RECORDS TO PROCESS:

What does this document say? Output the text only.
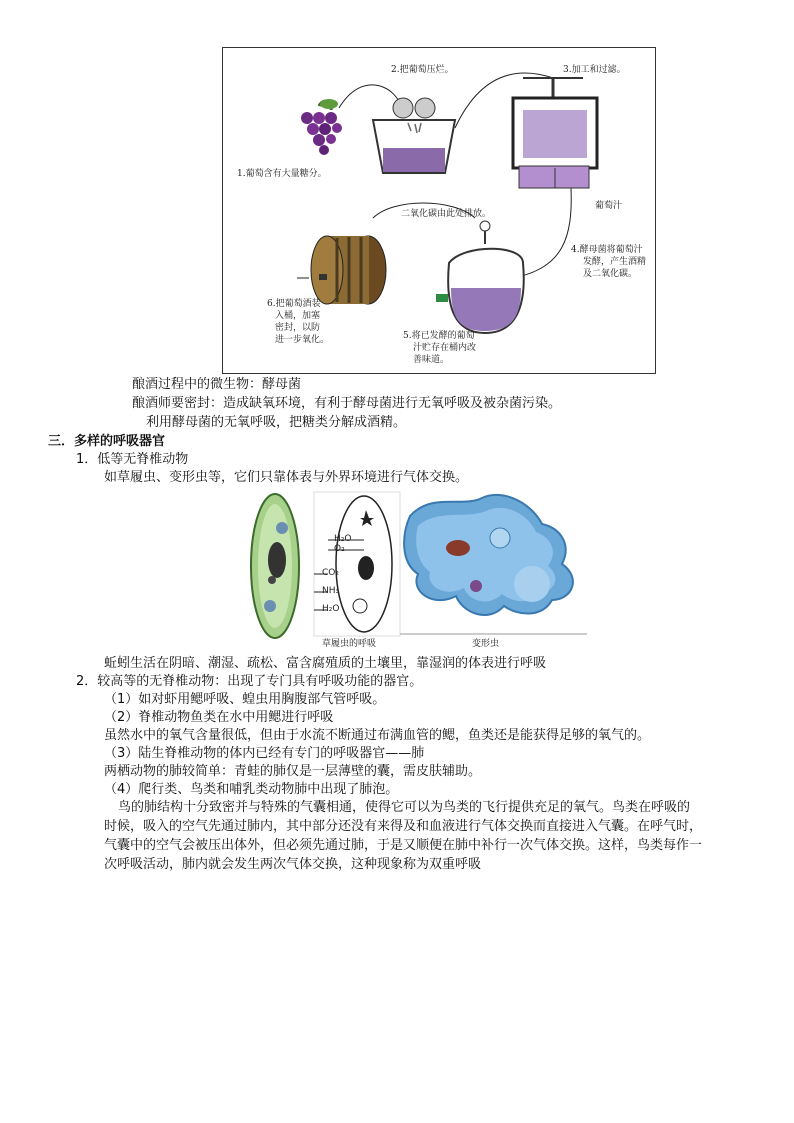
1.葡萄含有大量糖分。
2.把葡萄压烂。	3.加工和过滤。
葡萄汁
二氧化碳由此处排放。
4.酵母菌将葡萄汁
发酵，产生酒精
及二氧化碳。
5.将已发酵的葡萄
汁贮存在桶内改
善味道。
6.把葡萄酒装
入桶，加塞
密封，以防
进一步氧化。
酿酒过程中的微生物：酵母菌
酿酒师要密封：造成缺氧环境，有利于酵母菌进行无氧呼吸及被杂菌污染。
利用酵母菌的无氧呼吸，把糖类分解成酒精。
三．多样的呼吸器官
1．低等无脊椎动物
如草履虫、变形虫等，它们只靠体表与外界环境进行气体交换。
H₂O
O₂
CO₂
NH₃
H₂O
草履虫的呼吸	变形虫
蚯蚓生活在阴暗、潮湿、疏松、富含腐殖质的土壤里，靠湿润的体表进行呼吸
2．较高等的无脊椎动物：出现了专门具有呼吸功能的器官。
（1）如对虾用鳃呼吸、蝗虫用胸腹部气管呼吸。
（2）脊椎动物鱼类在水中用鳃进行呼吸
虽然水中的氧气含量很低，但由于水流不断通过布满血管的鳃，鱼类还是能获得足够的氧气的。
（3）陆生脊椎动物的体内已经有专门的呼吸器官——肺
两栖动物的肺较简单：青蛙的肺仅是一层薄壁的囊，需皮肤辅助。
（4）爬行类、鸟类和哺乳类动物肺中出现了肺泡。
鸟的肺结构十分致密并与特殊的气囊相通，使得它可以为鸟类的飞行提供充足的氧气。鸟类在呼吸的
时候，吸入的空气先通过肺内，其中部分还没有来得及和血液进行气体交换而直接进入气囊。在呼气时，
气囊中的空气会被压出体外，但必须先通过肺，于是又顺便在肺中补行一次气体交换。这样，鸟类每作一
次呼吸活动，肺内就会发生两次气体交换，这种现象称为双重呼吸
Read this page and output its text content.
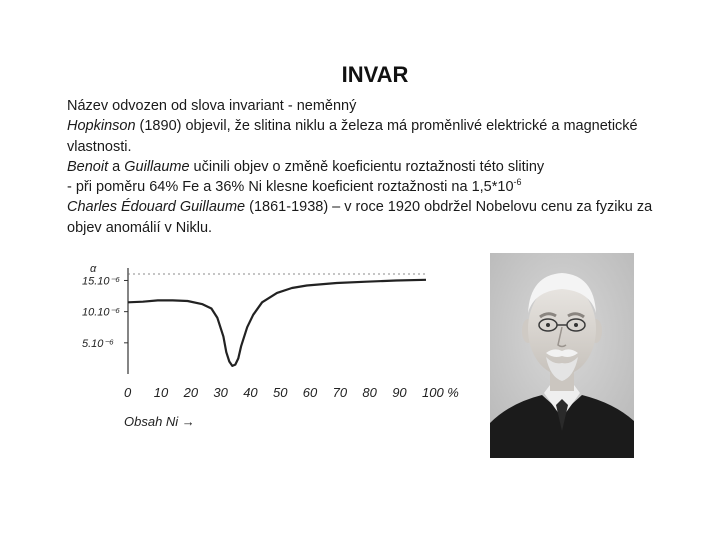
INVAR

Název odvozen od slova invariant - neměnný

Hopkinson (1890) objevil, že slitina niklu a železa má proměnlivé elektrické a magnetické vlastnosti.

Benoit a Guillaume učinili objev o změně koeficientu roztažnosti této slitiny

- při poměru 64% Fe a 36% Ni klesne koeficient roztažnosti na $1,5*10^{-6}$

Charles Édouard Guillaume (1861-1938) – v roce 1920 obdržel Nobelovu cenu za fyziku za objev anomálií v Niklu.

α
15.10⁻⁶
10.10⁻⁶
5.10⁻⁶
0 10 20 30 40 50 60 70 80 90 100 %
Obsah Ni →
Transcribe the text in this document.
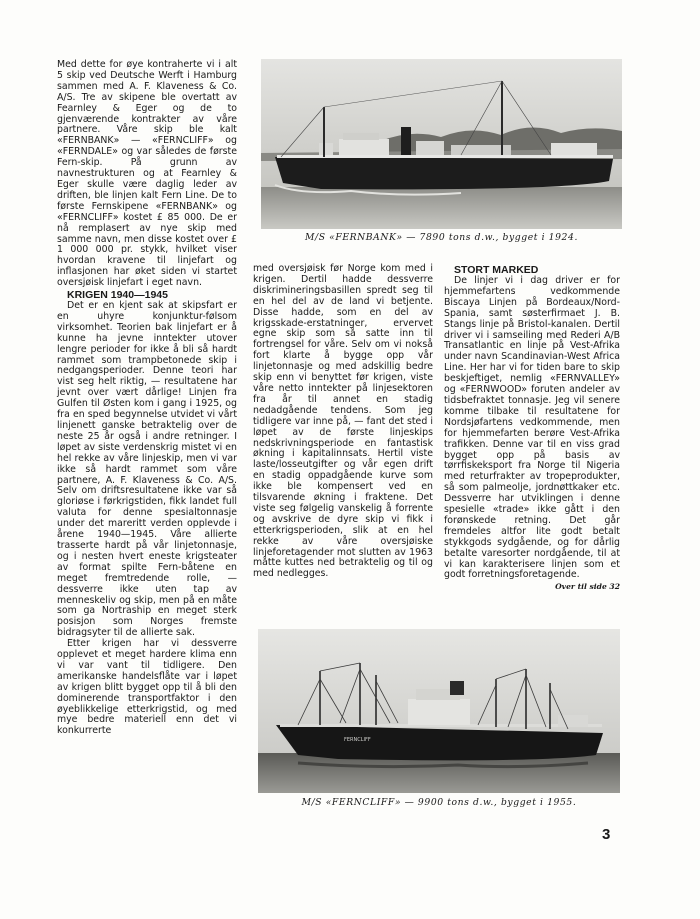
Med dette for øye kontraherte vi i alt 5 skip ved Deutsche Werft i Hamburg sammen med A. F. Klaveness & Co. A/S. Tre av skipene ble overtatt av Fearnley & Eger og de to gjenværende kontrakter av våre partnere. Våre skip ble kalt «FERNBANK» — «FERNCLIFF» og «FERNDALE» og var således de første Fern-skip. På grunn av navnestrukturen og at Fearnley & Eger skulle være daglig leder av driften, ble linjen kalt Fern Line. De to første Fernskipene «FERNBANK» og «FERNCLIFF» kostet £ 85 000. De er nå remplasert av nye skip med samme navn, men disse kostet over £ 1 000 000 pr. stykk, hvilket viser hvordan kravene til linjefart og inflasjonen har øket siden vi startet oversjøisk linjefart i eget navn.

KRIGEN 1940—1945

Det er en kjent sak at skipsfart er en uhyre konjunktur-følsom virksomhet. Teorien bak linjefart er å kunne ha jevne inntekter utover lengre perioder for ikke å bli så hardt rammet som trampbetonede skip i nedgangsperioder. Denne teori har vist seg helt riktig, — resultatene har jevnt over vært dårlige! Linjen fra Gulfen til Østen kom i gang i 1925, og fra en sped begynnelse utvidet vi vårt linjenett ganske betraktelig over de neste 25 år også i andre retninger. I løpet av siste verdenskrig mistet vi en hel rekke av våre linjeskip, men vi var ikke så hardt rammet som våre partnere, A. F. Klaveness & Co. A/S. Selv om driftsresultatene ikke var så gloriøse i førkrigstiden, fikk landet full valuta for denne spesialtonnasje under det mareritt verden opplevde i årene 1940—1945. Våre allierte trasserte hardt på vår linjetonnasje, og i nesten hvert eneste krigsteater av format spilte Fern-båtene en meget fremtredende rolle, — dessverre ikke uten tap av menneskeliv og skip, men på en måte som ga Nortraship en meget sterk posisjon som Norges fremste bidragsyter til de allierte sak.

Etter krigen har vi dessverre opplevet et meget hardere klima enn vi var vant til tidligere. Den amerikanske handelsflåte var i løpet av krigen blitt bygget opp til å bli den dominerende transportfaktor i den øyeblikkelige etterkrigstid, og med mye bedre materiell enn det vi konkurrerte

M/S «FERNBANK» — 7890 tons d.w., bygget i 1924.

med oversjøisk før Norge kom med i krigen. Dertil hadde dessverre diskrimineringsbasillen spredt seg til en hel del av de land vi betjente. Disse hadde, som en del av krigsskade-erstatninger, ervervet egne skip som så satte inn til fortrengsel for våre. Selv om vi nokså fort klarte å bygge opp vår linjetonnasje og med adskillig bedre skip enn vi benyttet før krigen, viste våre netto inntekter på linjesektoren fra år til annet en stadig nedadgående tendens. Som jeg tidligere var inne på, — fant det sted i løpet av de første linjeskips nedskrivningsperiode en fantastisk økning i kapitalinnsats. Hertil viste laste/losseutgifter og vår egen drift en stadig oppadgående kurve som ikke ble kompensert ved en tilsvarende økning i fraktene. Det viste seg følgelig vanskelig å forrente og avskrive de dyre skip vi fikk i etterkrigsperioden, slik at en hel rekke av våre oversjøiske linjeforetagender mot slutten av 1963 måtte kuttes ned betraktelig og til og med nedlegges.

STORT MARKED

De linjer vi i dag driver er for hjemmefartens vedkommende Biscaya Linjen på Bordeaux/Nord-Spania, samt søsterfirmaet J. B. Stangs linje på Bristol-kanalen. Dertil driver vi i samseiling med Rederi A/B Transatlantic en linje på Vest-Afrika under navn Scandinavian-West Africa Line. Her har vi for tiden bare to skip beskjeftiget, nemlig «FERNVALLEY» og «FERNWOOD» foruten andeler av tidsbefraktet tonnasje. Jeg vil senere komme tilbake til resultatene for Nordsjøfartens vedkommende, men for hjemmefarten berøre Vest-Afrika trafikken. Denne var til en viss grad bygget opp på basis av tørrfiskeksport fra Norge til Nigeria med returfrakter av tropeprodukter, så som palmeolje, jordnøttkaker etc. Dessverre har utviklingen i denne spesielle «trade» ikke gått i den forønskede retning. Det går fremdeles altfor lite godt betalt stykkgods sydgående, og for dårlig betalte varesorter nordgående, til at vi kan karakterisere linjen som et godt forretningsforetagende.

Over til side 32
FERNCLIFF
M/S «FERNCLIFF» — 9900 tons d.w., bygget i 1955.
3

YOUR TASK: Copy out every line holding the string "roztažnosti".

EXPECTED OUTPUT:
Benoit a Guillaume učinili objev o změně koeficientu roztažnosti této slitiny
- při poměru 64% Fe a 36% Ni klesne koeficient roztažnosti na $1,5*10^{-6}$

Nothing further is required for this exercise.